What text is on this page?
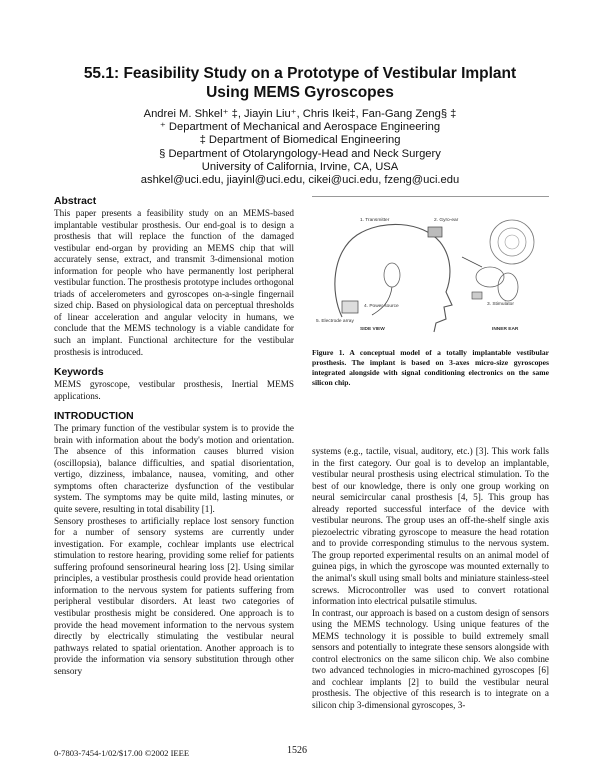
55.1: Feasibility Study on a Prototype of Vestibular Implant
Using MEMS Gyroscopes
Andrei M. Shkel⁺ ‡, Jiayin Liu⁺, Chris Ikei‡, Fan-Gang Zeng§ ‡
⁺ Department of Mechanical and Aerospace Engineering
‡ Department of Biomedical Engineering
§ Department of Otolaryngology-Head and Neck Surgery
University of California, Irvine, CA, USA
ashkel@uci.edu, jiayinl@uci.edu, cikei@uci.edu, fzeng@uci.edu
Abstract

This paper presents a feasibility study on an MEMS-based implantable vestibular prosthesis. Our end-goal is to design a prosthesis that will replace the function of the damaged vestibular end-organ by providing an MEMS chip that will accurately sense, extract, and transmit 3-dimensional motion information for people who have permanently lost peripheral vestibular function. The prosthesis prototype includes orthogonal triads of accelerometers and gyroscopes on-a-single fingernail sized chip. Based on physiological data on perceptual thresholds of linear acceleration and angular velocity in humans, we conclude that the MEMS technology is a viable candidate for such an implant. Functional architecture for the vestibular prosthesis is introduced.

Keywords

MEMS gyroscope, vestibular prosthesis, Inertial MEMS applications.

INTRODUCTION

The primary function of the vestibular system is to provide the brain with information about the body's motion and orientation. The absence of this information causes blurred vision (oscillopsia), balance difficulties, and spatial disorientation, vertigo, dizziness, imbalance, nausea, vomiting, and other symptoms often characterize dysfunction of the vestibular system. The symptoms may be quite mild, lasting minutes, or quite severe, resulting in total disability [1].

Sensory prostheses to artificially replace lost sensory function for a number of sensory systems are currently under investigation. For example, cochlear implants use electrical stimulation to restore hearing, providing some relief for patients suffering profound sensorineural hearing loss [2]. Using similar principles, a vestibular prosthesis could provide head orientation information to the nervous system for patients suffering from peripheral vestibular disorders. At least two categories of vestibular prosthesis might be considered. One approach is to provide the head movement information to the nervous system directly by electrically stimulating the vestibular neural pathways related to spatial orientation. Another approach is to provide the information via sensory substitution through other sensory

1. Transmitter	2. Gyro-ear
3. Stimulator
4. Power source
5. Electrode array
SIDE VIEW	INNER EAR
Figure 1. A conceptual model of a totally implantable vestibular prosthesis. The implant is based on 3-axes micro-size gyroscopes integrated alongside with signal conditioning electronics on the same silicon chip.

systems (e.g., tactile, visual, auditory, etc.) [3]. This work falls in the first category. Our goal is to develop an implantable, vestibular neural prosthesis using electrical stimulation. To the best of our knowledge, there is only one group working on neural semicircular canal prosthesis [4, 5]. This group has already reported successful interface of the device with vestibular neurons. The group uses an off-the-shelf single axis piezoelectric vibrating gyroscope to measure the head rotation and to provide corresponding stimulus to the nervous system. The group reported experimental results on an animal model of guinea pigs, in which the gyroscope was mounted externally to the animal's skull using small bolts and miniature stainless-steel screws. Microcontroller was used to convert rotational information into electrical pulsatile stimulus.

In contrast, our approach is based on a custom design of sensors using the MEMS technology. Using unique features of the MEMS technology it is possible to build extremely small sensors and potentially to integrate these sensors alongside with control electronics on the same silicon chip. We also combine two advanced technologies in micro-machined gyroscopes [6] and cochlear implants [2] to build the vestibular neural prosthesis. The objective of this research is to integrate on a silicon chip 3-dimensional gyroscopes, 3-

0-7803-7454-1/02/$17.00 ©2002 IEEE	1526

* * *

_Exercise_
Search the entries above for the string "Engineering". Copy each line in which it appears.

_Answer below_
⁺ Department of Mechanical and Aerospace Engineering
‡ Department of Biomedical Engineering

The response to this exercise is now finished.